_Objective_:
In the entries below, find the lines that contain the word "name" and copy them.

_Material provided_:
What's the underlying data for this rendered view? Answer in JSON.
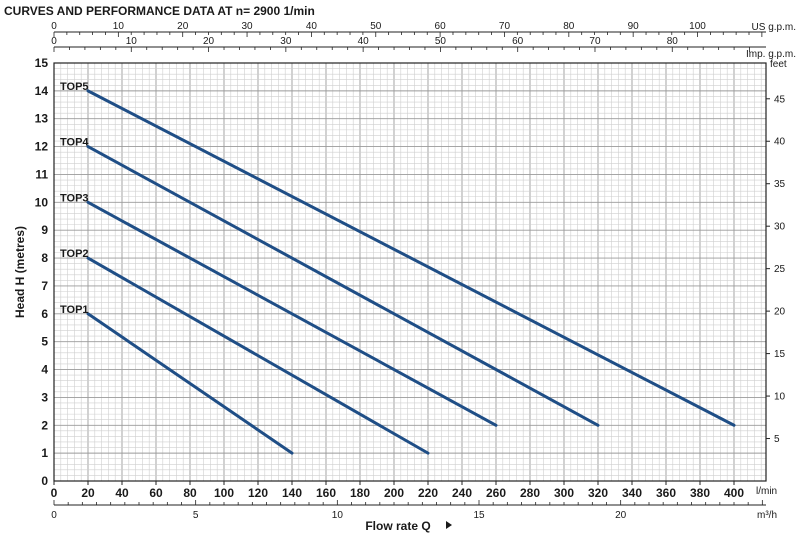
{
  "chart_data": {
    "type": "line",
    "title": "CURVES AND PERFORMANCE DATA AT n= 2900  1/min",
    "xlabel": "Flow rate Q",
    "ylabel": "Head H  (metres)",
    "x_unit": "l/min",
    "xlim": [
      0,
      400
    ],
    "ylim": [
      0,
      15
    ],
    "x_ticks": [
      0,
      20,
      40,
      60,
      80,
      100,
      120,
      140,
      160,
      180,
      200,
      220,
      240,
      260,
      280,
      300,
      320,
      340,
      360,
      380,
      400
    ],
    "y_ticks": [
      0,
      1,
      2,
      3,
      4,
      5,
      6,
      7,
      8,
      9,
      10,
      11,
      12,
      13,
      14,
      15
    ],
    "grid": true,
    "secondary_axes": {
      "us_gpm": {
        "label": "US g.p.m.",
        "ticks": [
          0,
          10,
          20,
          30,
          40,
          50,
          60,
          70,
          80,
          90,
          100
        ]
      },
      "imp_gpm": {
        "label": "Imp. g.p.m.",
        "ticks": [
          0,
          10,
          20,
          30,
          40,
          50,
          60,
          70,
          80
        ]
      },
      "feet": {
        "label": "feet",
        "ticks": [
          5,
          10,
          15,
          20,
          25,
          30,
          35,
          40,
          45
        ]
      },
      "m3h": {
        "label": "m³/h",
        "ticks": [
          0,
          5,
          10,
          15,
          20
        ]
      }
    },
    "series": [
      {
        "name": "TOP1",
        "x": [
          20,
          140
        ],
        "y": [
          6,
          1
        ]
      },
      {
        "name": "TOP2",
        "x": [
          20,
          220
        ],
        "y": [
          8,
          1
        ]
      },
      {
        "name": "TOP3",
        "x": [
          20,
          260
        ],
        "y": [
          10,
          2
        ]
      },
      {
        "name": "TOP4",
        "x": [
          20,
          320
        ],
        "y": [
          12,
          2
        ]
      },
      {
        "name": "TOP5",
        "x": [
          20,
          400
        ],
        "y": [
          14,
          2
        ]
      }
    ],
    "line_color": "#1f4e86"
  }
}
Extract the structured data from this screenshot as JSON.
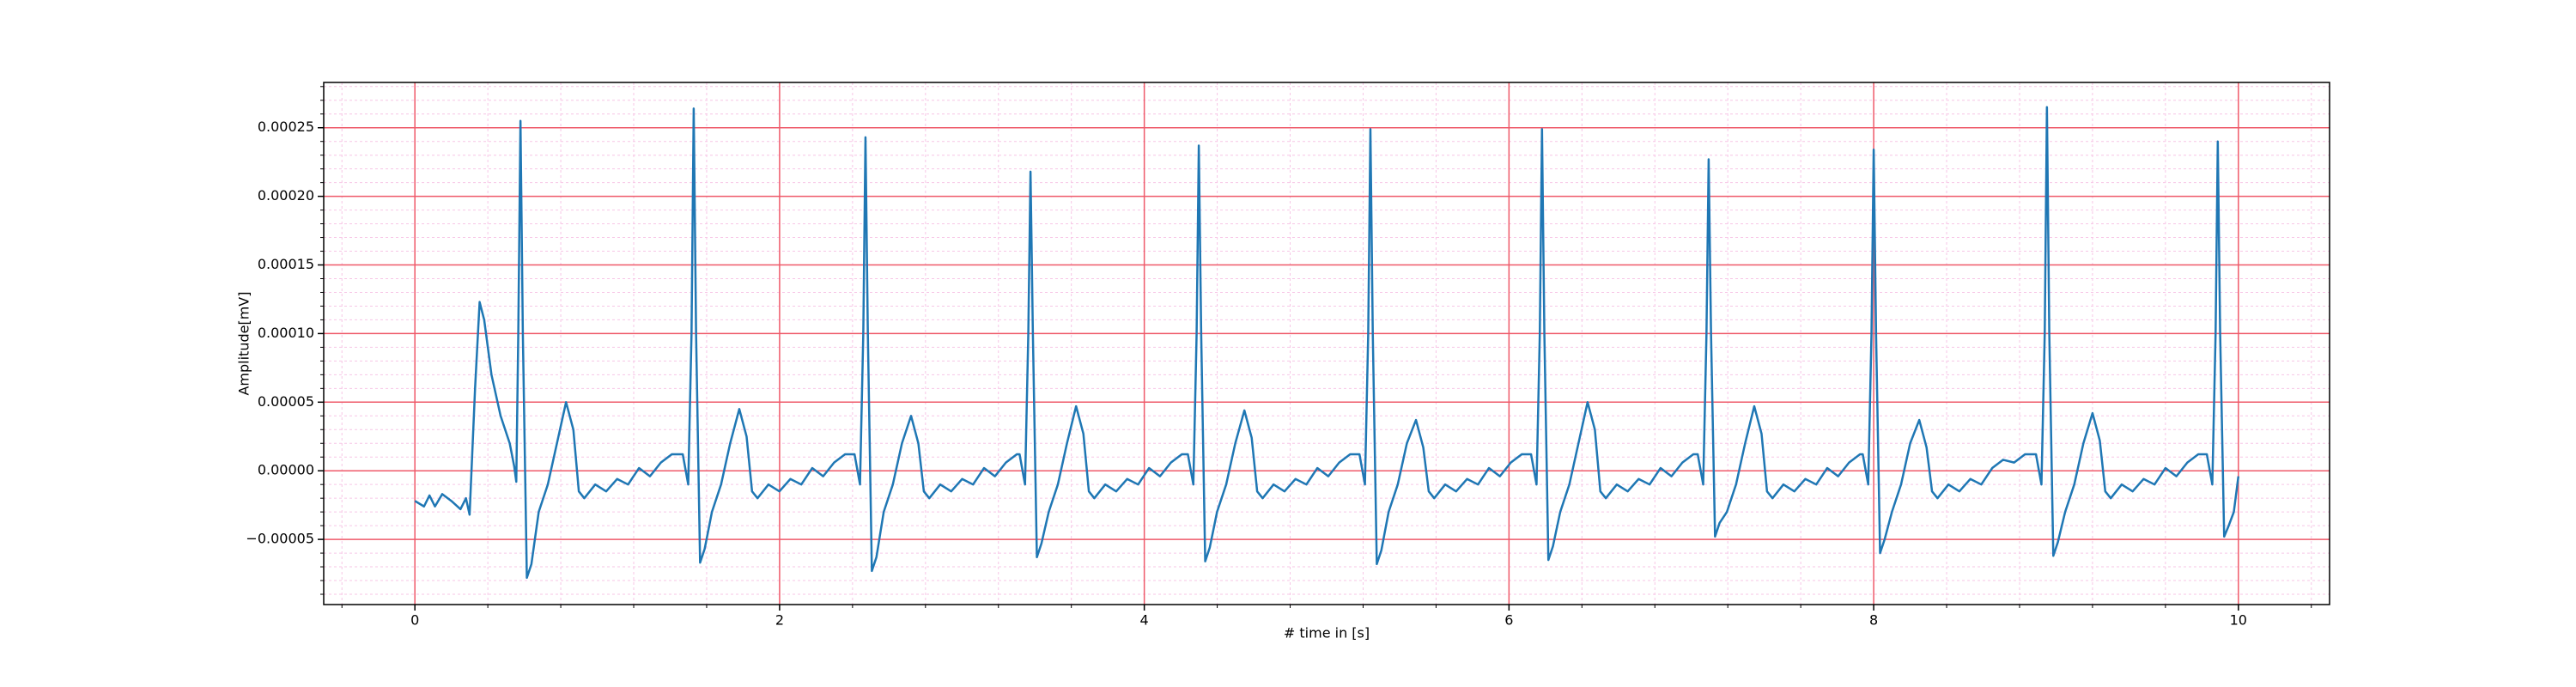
{
  "chart_data": {
    "type": "line",
    "xlabel": "# time in [s]",
    "ylabel": "Amplitude[mV]",
    "xlim": [
      -0.5,
      10.5
    ],
    "ylim": [
      -9.75e-05,
      0.000283
    ],
    "xticks": [
      0,
      2,
      4,
      6,
      8,
      10
    ],
    "yticks": [
      {
        "value": -5e-05,
        "label": "−0.00005"
      },
      {
        "value": 0,
        "label": "0.00000"
      },
      {
        "value": 5e-05,
        "label": "0.00005"
      },
      {
        "value": 0.0001,
        "label": "0.00010"
      },
      {
        "value": 0.00015,
        "label": "0.00015"
      },
      {
        "value": 0.0002,
        "label": "0.00020"
      },
      {
        "value": 0.00025,
        "label": "0.00025"
      }
    ],
    "grid": true,
    "minor_grid": true,
    "grid_color": "#ef5a6a",
    "minor_grid_color": "#f7c6e6",
    "series": [
      {
        "color": "#1f77b4",
        "x": [
          0.0,
          0.05,
          0.08,
          0.11,
          0.15,
          0.2,
          0.25,
          0.28,
          0.3,
          0.33,
          0.355,
          0.38,
          0.42,
          0.47,
          0.52,
          0.545,
          0.556,
          0.567,
          0.579,
          0.592,
          0.614,
          0.639,
          0.679,
          0.729,
          0.779,
          0.829,
          0.869,
          0.899,
          0.929,
          0.989,
          1.049,
          1.109,
          1.169,
          1.229,
          1.289,
          1.349,
          1.409,
          1.469,
          1.499,
          1.517,
          1.529,
          1.542,
          1.564,
          1.589,
          1.629,
          1.679,
          1.729,
          1.779,
          1.819,
          1.849,
          1.879,
          1.939,
          1.999,
          2.059,
          2.119,
          2.179,
          2.239,
          2.299,
          2.359,
          2.411,
          2.441,
          2.459,
          2.471,
          2.484,
          2.506,
          2.531,
          2.571,
          2.621,
          2.671,
          2.721,
          2.761,
          2.791,
          2.821,
          2.881,
          2.941,
          3.001,
          3.061,
          3.121,
          3.181,
          3.241,
          3.301,
          3.316,
          3.346,
          3.364,
          3.376,
          3.389,
          3.411,
          3.436,
          3.476,
          3.526,
          3.576,
          3.626,
          3.666,
          3.696,
          3.726,
          3.786,
          3.846,
          3.906,
          3.966,
          4.026,
          4.086,
          4.146,
          4.206,
          4.239,
          4.269,
          4.287,
          4.299,
          4.312,
          4.334,
          4.359,
          4.399,
          4.449,
          4.499,
          4.549,
          4.589,
          4.619,
          4.649,
          4.709,
          4.769,
          4.829,
          4.889,
          4.949,
          5.009,
          5.069,
          5.129,
          5.18,
          5.21,
          5.228,
          5.24,
          5.253,
          5.275,
          5.3,
          5.34,
          5.39,
          5.44,
          5.49,
          5.53,
          5.56,
          5.59,
          5.65,
          5.71,
          5.77,
          5.83,
          5.89,
          5.95,
          6.01,
          6.07,
          6.121,
          6.151,
          6.169,
          6.181,
          6.194,
          6.216,
          6.241,
          6.281,
          6.331,
          6.381,
          6.431,
          6.471,
          6.501,
          6.531,
          6.591,
          6.651,
          6.711,
          6.771,
          6.831,
          6.891,
          6.951,
          7.011,
          7.035,
          7.065,
          7.083,
          7.095,
          7.108,
          7.13,
          7.155,
          7.195,
          7.245,
          7.295,
          7.345,
          7.385,
          7.415,
          7.445,
          7.505,
          7.565,
          7.625,
          7.685,
          7.745,
          7.805,
          7.865,
          7.925,
          7.94,
          7.97,
          7.988,
          8.0,
          8.013,
          8.035,
          8.06,
          8.1,
          8.15,
          8.2,
          8.25,
          8.29,
          8.32,
          8.35,
          8.41,
          8.47,
          8.53,
          8.59,
          8.65,
          8.71,
          8.77,
          8.83,
          8.89,
          8.92,
          8.938,
          8.95,
          8.963,
          8.985,
          9.01,
          9.05,
          9.1,
          9.15,
          9.2,
          9.24,
          9.27,
          9.3,
          9.36,
          9.42,
          9.48,
          9.54,
          9.6,
          9.66,
          9.72,
          9.78,
          9.827,
          9.857,
          9.875,
          9.887,
          9.9,
          9.922,
          9.947,
          9.975,
          10.0
        ],
        "values": [
          -2.2e-05,
          -2.6e-05,
          -1.8e-05,
          -2.6e-05,
          -1.7e-05,
          -2.2e-05,
          -2.8e-05,
          -2e-05,
          -3.2e-05,
          6e-05,
          0.000123,
          0.00011,
          7e-05,
          4e-05,
          2e-05,
          3e-06,
          -8e-06,
          0.0001,
          0.000255,
          0.0001,
          -7.8e-05,
          -6.8e-05,
          -3e-05,
          -1e-05,
          2e-05,
          5e-05,
          3e-05,
          -1.5e-05,
          -2e-05,
          -1e-05,
          -1.5e-05,
          -6e-06,
          -1e-05,
          2e-06,
          -4e-06,
          6e-06,
          1.2e-05,
          1.2e-05,
          -1e-05,
          0.0001,
          0.000264,
          0.0001,
          -6.7e-05,
          -5.7e-05,
          -3e-05,
          -1e-05,
          2e-05,
          4.5e-05,
          2.5e-05,
          -1.5e-05,
          -2e-05,
          -1e-05,
          -1.5e-05,
          -6e-06,
          -1e-05,
          2e-06,
          -4e-06,
          6e-06,
          1.2e-05,
          1.2e-05,
          -1e-05,
          0.0001,
          0.000243,
          0.0001,
          -7.3e-05,
          -6.3e-05,
          -3e-05,
          -1e-05,
          2e-05,
          4e-05,
          2e-05,
          -1.5e-05,
          -2e-05,
          -1e-05,
          -1.5e-05,
          -6e-06,
          -1e-05,
          2e-06,
          -4e-06,
          6e-06,
          1.2e-05,
          1.2e-05,
          -1e-05,
          0.0001,
          0.000218,
          0.0001,
          -6.3e-05,
          -5.3e-05,
          -3e-05,
          -1e-05,
          2e-05,
          4.7e-05,
          2.7e-05,
          -1.5e-05,
          -2e-05,
          -1e-05,
          -1.5e-05,
          -6e-06,
          -1e-05,
          2e-06,
          -4e-06,
          6e-06,
          1.2e-05,
          1.2e-05,
          -1e-05,
          0.0001,
          0.000237,
          0.0001,
          -6.6e-05,
          -5.6e-05,
          -3e-05,
          -1e-05,
          2e-05,
          4.4e-05,
          2.4e-05,
          -1.5e-05,
          -2e-05,
          -1e-05,
          -1.5e-05,
          -6e-06,
          -1e-05,
          2e-06,
          -4e-06,
          6e-06,
          1.2e-05,
          1.2e-05,
          -1e-05,
          0.0001,
          0.000249,
          0.0001,
          -6.8e-05,
          -5.8e-05,
          -3e-05,
          -1e-05,
          2e-05,
          3.7e-05,
          1.7e-05,
          -1.5e-05,
          -2e-05,
          -1e-05,
          -1.5e-05,
          -6e-06,
          -1e-05,
          2e-06,
          -4e-06,
          6e-06,
          1.2e-05,
          1.2e-05,
          -1e-05,
          0.0001,
          0.000249,
          0.0001,
          -6.5e-05,
          -5.5e-05,
          -3e-05,
          -1e-05,
          2e-05,
          5e-05,
          3e-05,
          -1.5e-05,
          -2e-05,
          -1e-05,
          -1.5e-05,
          -6e-06,
          -1e-05,
          2e-06,
          -4e-06,
          6e-06,
          1.2e-05,
          1.2e-05,
          -1e-05,
          0.0001,
          0.000227,
          0.0001,
          -4.8e-05,
          -3.8e-05,
          -3e-05,
          -1e-05,
          2e-05,
          4.7e-05,
          2.7e-05,
          -1.5e-05,
          -2e-05,
          -1e-05,
          -1.5e-05,
          -6e-06,
          -1e-05,
          2e-06,
          -4e-06,
          6e-06,
          1.2e-05,
          1.2e-05,
          -1e-05,
          0.0001,
          0.000234,
          0.0001,
          -6e-05,
          -5e-05,
          -3e-05,
          -1e-05,
          2e-05,
          3.7e-05,
          1.7e-05,
          -1.5e-05,
          -2e-05,
          -1e-05,
          -1.5e-05,
          -6e-06,
          -1e-05,
          2e-06,
          8e-06,
          6e-06,
          1.2e-05,
          1.2e-05,
          -1e-05,
          0.0001,
          0.000265,
          0.0001,
          -6.2e-05,
          -5.2e-05,
          -3e-05,
          -1e-05,
          2e-05,
          4.2e-05,
          2.2e-05,
          -1.5e-05,
          -2e-05,
          -1e-05,
          -1.5e-05,
          -6e-06,
          -1e-05,
          2e-06,
          -4e-06,
          6e-06,
          1.2e-05,
          1.2e-05,
          -1e-05,
          0.0001,
          0.00024,
          0.0001,
          -4.8e-05,
          -4e-05,
          -3e-05,
          -4e-06
        ]
      }
    ]
  }
}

_Reply to the task_:
        "name": "TOP1",
        "name": "TOP2",
        "name": "TOP3",
        "name": "TOP4",
        "name": "TOP5",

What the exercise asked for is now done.